§ Brief
Scan the material that follows. Copy every line containing the word "about".
:: Data ::
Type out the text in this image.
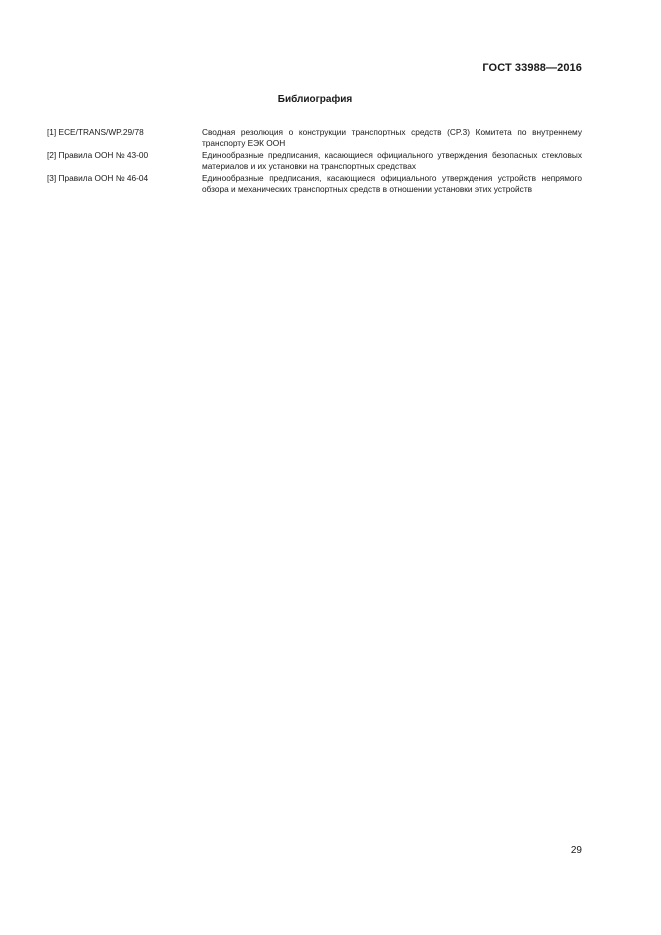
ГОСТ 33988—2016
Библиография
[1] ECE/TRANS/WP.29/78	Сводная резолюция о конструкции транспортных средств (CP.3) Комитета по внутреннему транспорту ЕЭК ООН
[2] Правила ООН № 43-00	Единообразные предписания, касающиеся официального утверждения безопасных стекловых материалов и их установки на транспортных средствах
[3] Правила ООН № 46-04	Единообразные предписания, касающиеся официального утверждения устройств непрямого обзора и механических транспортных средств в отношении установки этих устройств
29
:::
:: Data ::
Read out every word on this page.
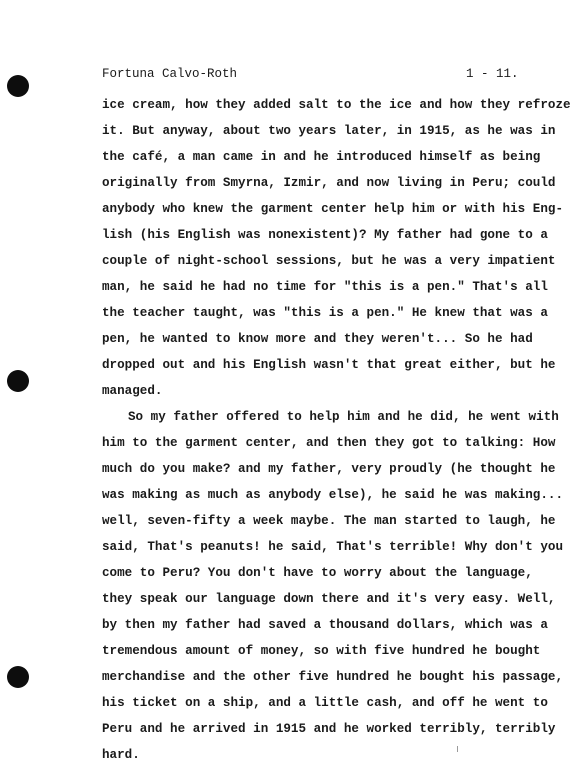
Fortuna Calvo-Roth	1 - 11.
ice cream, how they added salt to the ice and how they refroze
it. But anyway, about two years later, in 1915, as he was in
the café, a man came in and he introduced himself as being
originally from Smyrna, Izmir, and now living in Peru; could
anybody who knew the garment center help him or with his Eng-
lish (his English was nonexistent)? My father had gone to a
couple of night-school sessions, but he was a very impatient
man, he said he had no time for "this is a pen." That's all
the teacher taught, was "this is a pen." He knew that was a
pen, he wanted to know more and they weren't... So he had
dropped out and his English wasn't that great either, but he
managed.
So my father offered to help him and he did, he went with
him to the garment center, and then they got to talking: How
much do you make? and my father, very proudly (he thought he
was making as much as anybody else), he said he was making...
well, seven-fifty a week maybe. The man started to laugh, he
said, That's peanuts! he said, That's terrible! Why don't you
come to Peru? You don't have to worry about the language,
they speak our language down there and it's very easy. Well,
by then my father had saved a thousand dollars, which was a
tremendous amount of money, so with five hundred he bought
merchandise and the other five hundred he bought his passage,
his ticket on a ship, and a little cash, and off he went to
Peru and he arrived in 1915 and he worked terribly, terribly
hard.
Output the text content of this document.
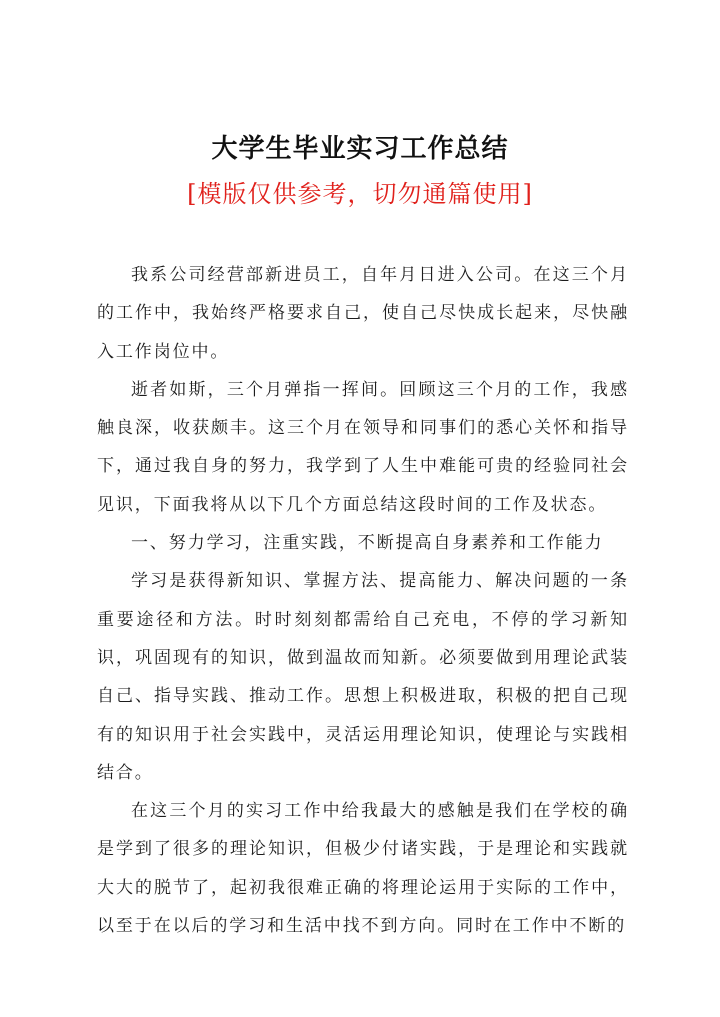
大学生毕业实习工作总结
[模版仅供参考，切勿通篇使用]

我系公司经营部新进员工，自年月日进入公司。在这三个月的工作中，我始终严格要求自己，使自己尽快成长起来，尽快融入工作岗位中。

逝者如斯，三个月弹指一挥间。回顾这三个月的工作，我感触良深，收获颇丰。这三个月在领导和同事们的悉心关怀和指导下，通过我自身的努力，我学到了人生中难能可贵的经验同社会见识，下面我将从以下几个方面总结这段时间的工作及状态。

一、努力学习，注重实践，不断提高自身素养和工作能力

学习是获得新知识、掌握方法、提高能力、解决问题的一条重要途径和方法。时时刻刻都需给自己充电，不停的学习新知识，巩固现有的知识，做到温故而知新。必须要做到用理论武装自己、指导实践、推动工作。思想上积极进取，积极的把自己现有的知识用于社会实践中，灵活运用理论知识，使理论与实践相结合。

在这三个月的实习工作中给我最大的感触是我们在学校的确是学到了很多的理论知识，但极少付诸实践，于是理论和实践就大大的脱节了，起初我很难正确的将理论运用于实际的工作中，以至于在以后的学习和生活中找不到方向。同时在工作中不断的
:::
§ Complete output
it. But anyway, about two years later, in 1915, as he was in
come to Peru? You don't have to worry about the language,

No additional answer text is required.